[start of DATA PROVIDED]

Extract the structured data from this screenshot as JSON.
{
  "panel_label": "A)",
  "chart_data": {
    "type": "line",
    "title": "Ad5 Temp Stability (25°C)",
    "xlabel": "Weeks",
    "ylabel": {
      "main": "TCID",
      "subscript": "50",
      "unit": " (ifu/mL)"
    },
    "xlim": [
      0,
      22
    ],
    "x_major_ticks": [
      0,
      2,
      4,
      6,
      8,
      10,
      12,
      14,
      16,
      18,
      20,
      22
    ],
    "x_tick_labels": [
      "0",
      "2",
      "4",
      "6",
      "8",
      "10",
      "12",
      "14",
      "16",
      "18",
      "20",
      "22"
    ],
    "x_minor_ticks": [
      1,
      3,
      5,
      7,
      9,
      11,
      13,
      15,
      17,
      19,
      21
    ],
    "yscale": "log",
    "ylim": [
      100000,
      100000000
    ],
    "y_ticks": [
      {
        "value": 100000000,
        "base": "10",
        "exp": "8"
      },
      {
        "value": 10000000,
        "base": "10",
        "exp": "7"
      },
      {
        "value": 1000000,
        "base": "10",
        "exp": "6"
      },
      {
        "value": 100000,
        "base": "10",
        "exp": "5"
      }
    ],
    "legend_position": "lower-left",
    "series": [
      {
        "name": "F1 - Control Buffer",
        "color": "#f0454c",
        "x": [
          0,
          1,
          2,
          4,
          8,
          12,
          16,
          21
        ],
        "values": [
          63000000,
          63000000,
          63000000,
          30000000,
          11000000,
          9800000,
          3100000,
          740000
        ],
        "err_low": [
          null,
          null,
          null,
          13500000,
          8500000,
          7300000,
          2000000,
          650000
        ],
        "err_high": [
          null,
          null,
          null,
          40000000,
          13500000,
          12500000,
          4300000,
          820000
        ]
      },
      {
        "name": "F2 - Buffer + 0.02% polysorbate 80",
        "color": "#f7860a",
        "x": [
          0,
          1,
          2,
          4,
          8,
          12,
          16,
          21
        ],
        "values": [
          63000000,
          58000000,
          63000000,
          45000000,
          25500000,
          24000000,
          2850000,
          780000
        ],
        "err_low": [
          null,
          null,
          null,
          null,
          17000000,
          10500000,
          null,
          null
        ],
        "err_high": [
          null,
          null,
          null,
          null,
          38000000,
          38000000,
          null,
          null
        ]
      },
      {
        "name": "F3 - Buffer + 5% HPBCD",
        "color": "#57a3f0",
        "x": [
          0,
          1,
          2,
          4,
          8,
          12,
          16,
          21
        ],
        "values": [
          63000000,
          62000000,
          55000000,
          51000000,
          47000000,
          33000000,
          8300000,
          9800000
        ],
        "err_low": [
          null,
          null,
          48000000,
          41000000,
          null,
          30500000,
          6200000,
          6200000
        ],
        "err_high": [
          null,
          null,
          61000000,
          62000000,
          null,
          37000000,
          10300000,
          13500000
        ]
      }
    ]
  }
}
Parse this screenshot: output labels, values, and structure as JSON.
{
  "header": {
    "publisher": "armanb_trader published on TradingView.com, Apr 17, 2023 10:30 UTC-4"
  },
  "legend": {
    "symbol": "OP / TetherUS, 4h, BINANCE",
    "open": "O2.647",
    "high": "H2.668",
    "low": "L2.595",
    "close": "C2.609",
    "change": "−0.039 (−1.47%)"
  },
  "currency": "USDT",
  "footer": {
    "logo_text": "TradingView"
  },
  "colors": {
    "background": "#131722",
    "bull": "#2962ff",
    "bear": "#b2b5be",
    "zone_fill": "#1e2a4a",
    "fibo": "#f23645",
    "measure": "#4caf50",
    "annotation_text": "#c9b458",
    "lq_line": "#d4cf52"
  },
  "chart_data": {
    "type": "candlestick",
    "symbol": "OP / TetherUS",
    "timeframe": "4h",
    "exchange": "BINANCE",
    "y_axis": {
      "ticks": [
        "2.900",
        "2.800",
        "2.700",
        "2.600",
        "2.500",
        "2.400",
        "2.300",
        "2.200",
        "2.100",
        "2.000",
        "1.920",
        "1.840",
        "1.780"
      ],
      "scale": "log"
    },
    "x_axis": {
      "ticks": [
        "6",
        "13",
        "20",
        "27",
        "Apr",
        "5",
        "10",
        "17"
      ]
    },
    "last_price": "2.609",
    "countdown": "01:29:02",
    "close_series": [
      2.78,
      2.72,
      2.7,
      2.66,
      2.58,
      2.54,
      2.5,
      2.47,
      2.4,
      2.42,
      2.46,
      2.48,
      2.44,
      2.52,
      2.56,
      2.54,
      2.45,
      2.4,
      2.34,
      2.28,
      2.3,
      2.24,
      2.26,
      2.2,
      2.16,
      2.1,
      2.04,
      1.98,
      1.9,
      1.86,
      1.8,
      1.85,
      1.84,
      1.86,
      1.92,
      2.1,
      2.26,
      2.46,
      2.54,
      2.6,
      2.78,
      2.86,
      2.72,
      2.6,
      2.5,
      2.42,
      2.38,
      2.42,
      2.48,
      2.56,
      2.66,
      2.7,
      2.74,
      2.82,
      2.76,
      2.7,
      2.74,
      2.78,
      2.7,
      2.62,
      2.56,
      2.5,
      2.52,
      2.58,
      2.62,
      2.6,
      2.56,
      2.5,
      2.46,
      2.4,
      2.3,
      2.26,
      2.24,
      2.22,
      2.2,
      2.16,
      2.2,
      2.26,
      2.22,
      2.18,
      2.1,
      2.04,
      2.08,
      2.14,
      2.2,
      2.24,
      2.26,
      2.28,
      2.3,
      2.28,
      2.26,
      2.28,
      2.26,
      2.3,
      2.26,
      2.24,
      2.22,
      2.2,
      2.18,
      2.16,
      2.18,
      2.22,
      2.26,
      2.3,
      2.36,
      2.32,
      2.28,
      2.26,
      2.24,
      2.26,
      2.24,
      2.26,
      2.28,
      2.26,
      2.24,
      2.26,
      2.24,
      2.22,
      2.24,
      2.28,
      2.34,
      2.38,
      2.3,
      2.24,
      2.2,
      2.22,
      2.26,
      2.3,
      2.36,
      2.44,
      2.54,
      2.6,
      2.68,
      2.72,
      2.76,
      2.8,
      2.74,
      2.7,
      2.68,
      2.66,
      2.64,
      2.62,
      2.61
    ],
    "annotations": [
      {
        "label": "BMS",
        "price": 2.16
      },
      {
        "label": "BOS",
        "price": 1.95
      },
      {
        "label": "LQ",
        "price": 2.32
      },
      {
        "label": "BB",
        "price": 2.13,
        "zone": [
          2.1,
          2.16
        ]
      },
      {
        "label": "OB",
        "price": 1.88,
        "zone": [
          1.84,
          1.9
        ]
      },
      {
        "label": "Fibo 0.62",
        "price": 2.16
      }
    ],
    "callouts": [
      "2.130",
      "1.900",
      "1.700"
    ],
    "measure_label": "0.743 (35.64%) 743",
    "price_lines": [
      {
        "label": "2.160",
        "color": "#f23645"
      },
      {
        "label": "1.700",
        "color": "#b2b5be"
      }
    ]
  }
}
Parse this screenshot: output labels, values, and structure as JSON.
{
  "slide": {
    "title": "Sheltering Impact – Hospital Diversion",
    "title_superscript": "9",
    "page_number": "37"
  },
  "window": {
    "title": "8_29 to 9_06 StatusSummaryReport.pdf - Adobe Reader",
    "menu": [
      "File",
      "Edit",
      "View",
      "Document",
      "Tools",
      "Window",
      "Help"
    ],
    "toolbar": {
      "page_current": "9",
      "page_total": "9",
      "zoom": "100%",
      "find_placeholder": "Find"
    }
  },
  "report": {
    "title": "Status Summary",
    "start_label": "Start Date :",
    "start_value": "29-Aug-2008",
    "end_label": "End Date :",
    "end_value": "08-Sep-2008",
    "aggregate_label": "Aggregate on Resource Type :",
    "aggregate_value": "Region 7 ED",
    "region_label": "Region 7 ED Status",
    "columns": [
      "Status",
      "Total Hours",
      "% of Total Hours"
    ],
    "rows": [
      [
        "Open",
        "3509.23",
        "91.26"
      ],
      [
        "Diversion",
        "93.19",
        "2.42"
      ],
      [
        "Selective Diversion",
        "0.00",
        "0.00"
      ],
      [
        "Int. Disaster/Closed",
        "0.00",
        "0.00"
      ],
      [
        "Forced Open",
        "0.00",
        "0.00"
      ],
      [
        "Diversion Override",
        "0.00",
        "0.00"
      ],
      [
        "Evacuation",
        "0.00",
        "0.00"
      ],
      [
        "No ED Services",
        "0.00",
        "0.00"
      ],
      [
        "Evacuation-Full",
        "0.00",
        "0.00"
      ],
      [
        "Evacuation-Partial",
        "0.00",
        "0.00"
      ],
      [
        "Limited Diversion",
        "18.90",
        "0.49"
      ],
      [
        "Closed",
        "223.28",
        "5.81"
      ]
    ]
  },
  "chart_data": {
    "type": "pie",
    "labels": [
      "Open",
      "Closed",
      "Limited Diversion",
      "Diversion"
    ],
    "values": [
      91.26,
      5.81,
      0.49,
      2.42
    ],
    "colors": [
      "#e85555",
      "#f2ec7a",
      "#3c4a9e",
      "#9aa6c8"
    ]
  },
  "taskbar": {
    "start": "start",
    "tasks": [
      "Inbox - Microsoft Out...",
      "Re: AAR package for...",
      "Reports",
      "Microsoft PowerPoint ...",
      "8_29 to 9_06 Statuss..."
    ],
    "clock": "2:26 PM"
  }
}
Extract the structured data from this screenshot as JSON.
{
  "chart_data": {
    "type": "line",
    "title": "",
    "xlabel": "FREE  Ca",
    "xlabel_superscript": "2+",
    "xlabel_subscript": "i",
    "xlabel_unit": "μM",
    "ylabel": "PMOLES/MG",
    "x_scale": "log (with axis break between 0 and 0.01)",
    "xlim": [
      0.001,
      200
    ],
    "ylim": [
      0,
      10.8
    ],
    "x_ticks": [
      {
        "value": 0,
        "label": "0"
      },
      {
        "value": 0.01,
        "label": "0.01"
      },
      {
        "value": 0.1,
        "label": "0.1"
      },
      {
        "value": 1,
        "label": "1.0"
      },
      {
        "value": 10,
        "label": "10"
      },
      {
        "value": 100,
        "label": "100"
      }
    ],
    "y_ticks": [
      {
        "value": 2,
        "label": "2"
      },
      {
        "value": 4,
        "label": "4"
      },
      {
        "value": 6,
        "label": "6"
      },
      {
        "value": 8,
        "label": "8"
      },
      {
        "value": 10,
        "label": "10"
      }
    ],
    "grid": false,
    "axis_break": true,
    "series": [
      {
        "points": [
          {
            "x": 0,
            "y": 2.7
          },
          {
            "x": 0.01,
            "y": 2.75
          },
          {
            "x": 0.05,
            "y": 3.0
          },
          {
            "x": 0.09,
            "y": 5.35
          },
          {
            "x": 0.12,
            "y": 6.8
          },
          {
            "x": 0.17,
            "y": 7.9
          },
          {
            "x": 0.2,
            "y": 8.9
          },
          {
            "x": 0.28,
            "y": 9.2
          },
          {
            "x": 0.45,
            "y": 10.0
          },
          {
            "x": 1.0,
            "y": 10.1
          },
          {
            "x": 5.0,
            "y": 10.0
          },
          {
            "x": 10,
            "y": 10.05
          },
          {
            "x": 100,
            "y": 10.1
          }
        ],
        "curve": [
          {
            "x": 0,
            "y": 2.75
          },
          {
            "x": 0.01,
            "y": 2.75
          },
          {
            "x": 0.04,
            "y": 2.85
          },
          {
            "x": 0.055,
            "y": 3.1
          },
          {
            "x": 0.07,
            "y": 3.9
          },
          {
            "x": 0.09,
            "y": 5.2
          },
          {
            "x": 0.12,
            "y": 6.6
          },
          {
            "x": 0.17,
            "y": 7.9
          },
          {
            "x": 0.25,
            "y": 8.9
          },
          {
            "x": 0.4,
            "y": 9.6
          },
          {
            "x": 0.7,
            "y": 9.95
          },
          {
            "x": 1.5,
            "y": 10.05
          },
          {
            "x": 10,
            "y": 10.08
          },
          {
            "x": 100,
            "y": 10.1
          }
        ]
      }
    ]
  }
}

[end of DATA PROVIDED]

WHAT THIS TASK INVOLVES: Copy out each line of the material that holds the word "symbol".

OUTPUT OF THE EXERCISE:
    "symbol": "OP / TetherUS, 4h, BINANCE",
    "symbol": "OP / TetherUS",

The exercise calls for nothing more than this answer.